**Your objective:** Count the lines of the entries below that contain the string "Horeca". Give only the number.

Entries contained in a dataset:
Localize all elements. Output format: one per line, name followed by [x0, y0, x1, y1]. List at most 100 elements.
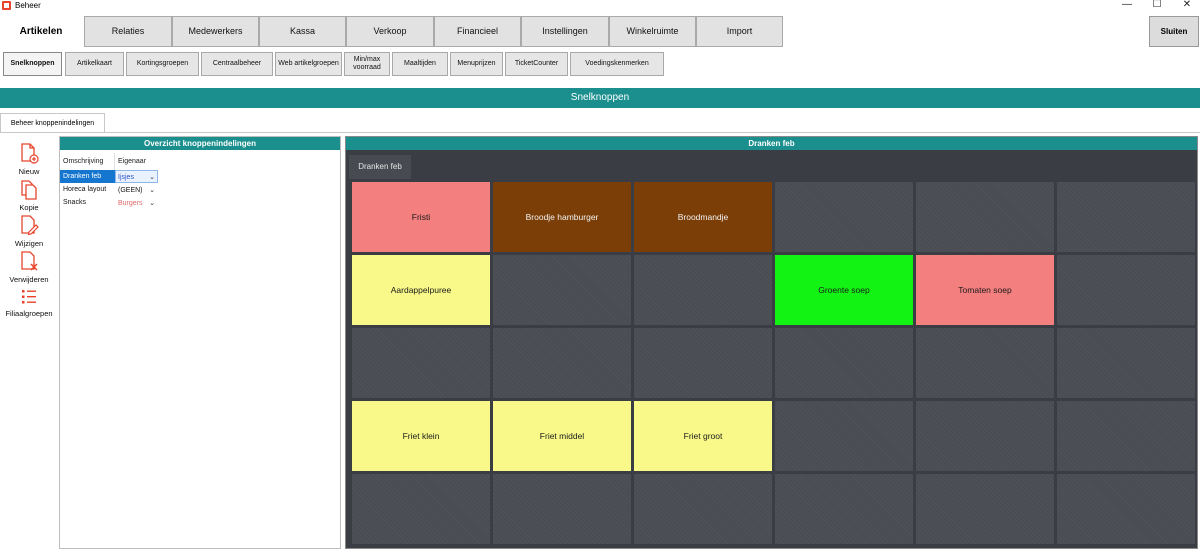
overview-title: Overzicht knoppenindelingen	[60, 137, 340, 150]
column-header-eigenaar[interactable]: Eigenaar	[115, 153, 146, 170]
quick-button-label: Aardappelpuree	[390, 285, 452, 295]
delete-label: Verwijderen	[9, 275, 49, 284]
subtab-voedingskenmerken[interactable]: Voedingskenmerken	[570, 52, 664, 76]
empty-grid-cell[interactable]	[775, 401, 913, 471]
subtab-web-artikelgroepen[interactable]: Web artikelgroepen	[275, 52, 342, 76]
tab-import[interactable]: Import	[696, 16, 783, 47]
quick-button[interactable]: Friet middel	[493, 401, 631, 471]
table-row[interactable]: Horeca layout (GEEN) ⌄	[60, 183, 160, 196]
list-icon	[22, 290, 36, 304]
tab-dranken-feb[interactable]: Dranken feb	[349, 155, 411, 179]
empty-grid-cell[interactable]	[1057, 182, 1195, 252]
delete-icon	[21, 251, 38, 271]
empty-grid-cell[interactable]	[493, 255, 631, 325]
tab-kassa[interactable]: Kassa	[259, 16, 346, 47]
tab-verkoop[interactable]: Verkoop	[346, 16, 434, 47]
edit-label: Wijzigen	[14, 239, 44, 248]
quick-button-label: Friet klein	[402, 431, 440, 441]
section-divider	[0, 132, 1200, 133]
empty-grid-cell[interactable]	[775, 474, 913, 544]
button-grid: Fristi Broodje hamburger Broodmandje Aardap…	[349, 179, 1195, 547]
tab-instellingen[interactable]: Instellingen	[521, 16, 609, 47]
owner-select[interactable]: Burgers ⌄	[115, 196, 158, 209]
owner-value: Ijsjes	[118, 174, 134, 181]
empty-grid-cell[interactable]	[634, 474, 772, 544]
window-title: Beheer	[15, 1, 41, 10]
chevron-down-icon[interactable]: ⌄	[149, 197, 155, 210]
new-button[interactable]: Nieuw	[0, 143, 58, 176]
empty-grid-cell[interactable]	[352, 474, 490, 544]
tab-beheer-knoppenindelingen[interactable]: Beheer knoppenindelingen	[0, 113, 105, 133]
tab-relaties[interactable]: Relaties	[84, 16, 172, 47]
grid-title: Dranken feb	[346, 137, 1197, 150]
quick-button-label: Friet groot	[683, 431, 723, 441]
empty-grid-cell[interactable]	[916, 328, 1054, 398]
empty-grid-cell[interactable]	[634, 255, 772, 325]
owner-value: (GEEN)	[118, 187, 143, 194]
row-description[interactable]: Snacks	[60, 196, 115, 209]
owner-value: Burgers	[118, 200, 143, 207]
close-window-button[interactable]: ✕	[1170, 0, 1200, 11]
new-document-icon	[21, 143, 39, 164]
tab-winkelruimte[interactable]: Winkelruimte	[609, 16, 696, 47]
tab-financieel[interactable]: Financieel	[434, 16, 521, 47]
owner-select[interactable]: (GEEN) ⌄	[115, 183, 158, 196]
empty-grid-cell[interactable]	[916, 182, 1054, 252]
quick-button[interactable]: Broodmandje	[634, 182, 772, 252]
empty-grid-cell[interactable]	[352, 328, 490, 398]
quick-button-label: Friet middel	[539, 431, 585, 441]
delete-button[interactable]: Verwijderen	[0, 251, 58, 284]
row-description[interactable]: Horeca layout	[60, 183, 115, 196]
current-section-label[interactable]: Artikelen	[10, 22, 72, 42]
empty-grid-cell[interactable]	[493, 328, 631, 398]
quick-button[interactable]: Fristi	[352, 182, 490, 252]
empty-grid-cell[interactable]	[493, 474, 631, 544]
empty-grid-cell[interactable]	[775, 182, 913, 252]
overview-table: Omschrijving Eigenaar Dranken feb Ijsjes…	[60, 153, 160, 209]
subtab-kortingsgroepen[interactable]: Kortingsgroepen	[126, 52, 199, 76]
quick-button[interactable]: Friet klein	[352, 401, 490, 471]
edit-button[interactable]: Wijzigen	[0, 215, 58, 248]
column-header-omschrijving[interactable]: Omschrijving	[60, 153, 115, 170]
copy-button[interactable]: Kopie	[0, 179, 58, 212]
table-row[interactable]: Dranken feb Ijsjes ⌄	[60, 170, 160, 183]
button-grid-panel: Dranken feb Dranken feb Fristi Broodje ha…	[345, 136, 1198, 549]
quick-button[interactable]: Groente soep	[775, 255, 913, 325]
quick-button[interactable]: Friet groot	[634, 401, 772, 471]
page-header: Snelknoppen	[0, 88, 1200, 108]
branch-groups-button[interactable]: Filiaalgroepen	[0, 287, 58, 318]
empty-grid-cell[interactable]	[916, 401, 1054, 471]
minimize-button[interactable]: —	[1110, 0, 1144, 11]
subtab-min-max-voorraad[interactable]: Min/max voorraad	[344, 52, 390, 76]
subtab-artikelkaart[interactable]: Artikelkaart	[65, 52, 124, 76]
empty-grid-cell[interactable]	[1057, 401, 1195, 471]
empty-grid-cell[interactable]	[1057, 328, 1195, 398]
empty-grid-cell[interactable]	[1057, 255, 1195, 325]
table-row[interactable]: Snacks Burgers ⌄	[60, 196, 160, 209]
branch-groups-label: Filiaalgroepen	[5, 309, 53, 318]
quick-button-label: Fristi	[411, 212, 431, 222]
empty-grid-cell[interactable]	[634, 328, 772, 398]
quick-button[interactable]: Aardappelpuree	[352, 255, 490, 325]
subtab-menuprijzen[interactable]: Menuprijzen	[450, 52, 503, 76]
quick-button-label: Broodmandje	[677, 212, 729, 222]
overview-panel: Overzicht knoppenindelingen Omschrijving…	[59, 136, 341, 549]
subtab-centraalbeheer[interactable]: Centraalbeheer	[201, 52, 273, 76]
quick-button[interactable]: Broodje hamburger	[493, 182, 631, 252]
close-button[interactable]: Sluiten	[1149, 16, 1199, 47]
quick-button[interactable]: Tomaten soep	[916, 255, 1054, 325]
row-description[interactable]: Dranken feb	[60, 170, 115, 183]
app-icon	[2, 1, 11, 10]
owner-select[interactable]: Ijsjes ⌄	[115, 170, 158, 183]
subtab-snelknoppen[interactable]: Snelknoppen	[3, 52, 62, 76]
title-bar: Beheer — ☐ ✕	[0, 0, 1200, 11]
subtab-maaltijden[interactable]: Maaltijden	[392, 52, 448, 76]
empty-grid-cell[interactable]	[1057, 474, 1195, 544]
empty-grid-cell[interactable]	[775, 328, 913, 398]
quick-button-label: Broodje hamburger	[525, 212, 599, 222]
subtab-ticketcounter[interactable]: TicketCounter	[505, 52, 568, 76]
tab-medewerkers[interactable]: Medewerkers	[172, 16, 259, 47]
empty-grid-cell[interactable]	[916, 474, 1054, 544]
maximize-button[interactable]: ☐	[1140, 0, 1174, 11]
copy-icon	[21, 180, 37, 200]
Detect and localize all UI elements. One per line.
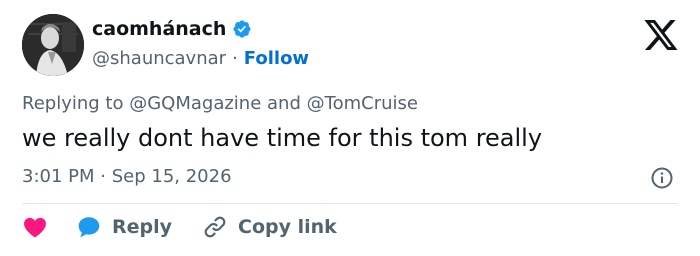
mention-tomcruise[interactable]: @TomCruise	[307, 93, 418, 114]
timestamp-separator: ·	[100, 166, 106, 187]
copy-link-label: Copy link	[238, 216, 337, 238]
link-icon	[204, 216, 226, 238]
mention-gqmagazine[interactable]: @GQMagazine	[129, 93, 261, 114]
avatar-image	[22, 14, 84, 76]
tweet-text: we really dont have time for this tom re…	[22, 124, 543, 152]
info-icon[interactable]	[650, 166, 674, 190]
heart-icon	[24, 217, 46, 238]
tweet-time: 3:01 PM	[22, 166, 95, 187]
like-button[interactable]	[22, 214, 48, 240]
verified-badge-icon	[233, 20, 251, 38]
timestamp[interactable]: 3:01 PM · Sep 15, 2026	[22, 166, 232, 187]
separator-dot: ·	[232, 48, 238, 69]
reply-label: Reply	[112, 216, 173, 238]
divider	[22, 203, 678, 204]
speech-bubble-icon	[78, 217, 100, 238]
avatar[interactable]	[22, 14, 84, 76]
user-handle[interactable]: @shauncavnar	[92, 48, 226, 69]
handle-row: @shauncavnar · Follow	[92, 48, 309, 69]
x-logo-icon[interactable]	[644, 20, 678, 50]
replying-to-line: Replying to @GQMagazine and @TomCruise	[22, 93, 418, 114]
user-name-row: caomhánach	[92, 18, 252, 40]
replying-prefix: Replying to	[22, 93, 124, 114]
tweet-date: Sep 15, 2026	[111, 166, 232, 187]
reply-button[interactable]: Reply	[76, 214, 172, 240]
copy-link-button[interactable]: Copy link	[202, 214, 337, 240]
action-bar: Reply Copy link	[22, 214, 337, 240]
display-name[interactable]: caomhánach	[92, 18, 226, 40]
follow-button[interactable]: Follow	[244, 48, 309, 69]
replying-conjunction: and	[267, 93, 301, 114]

**Exercise output:** 2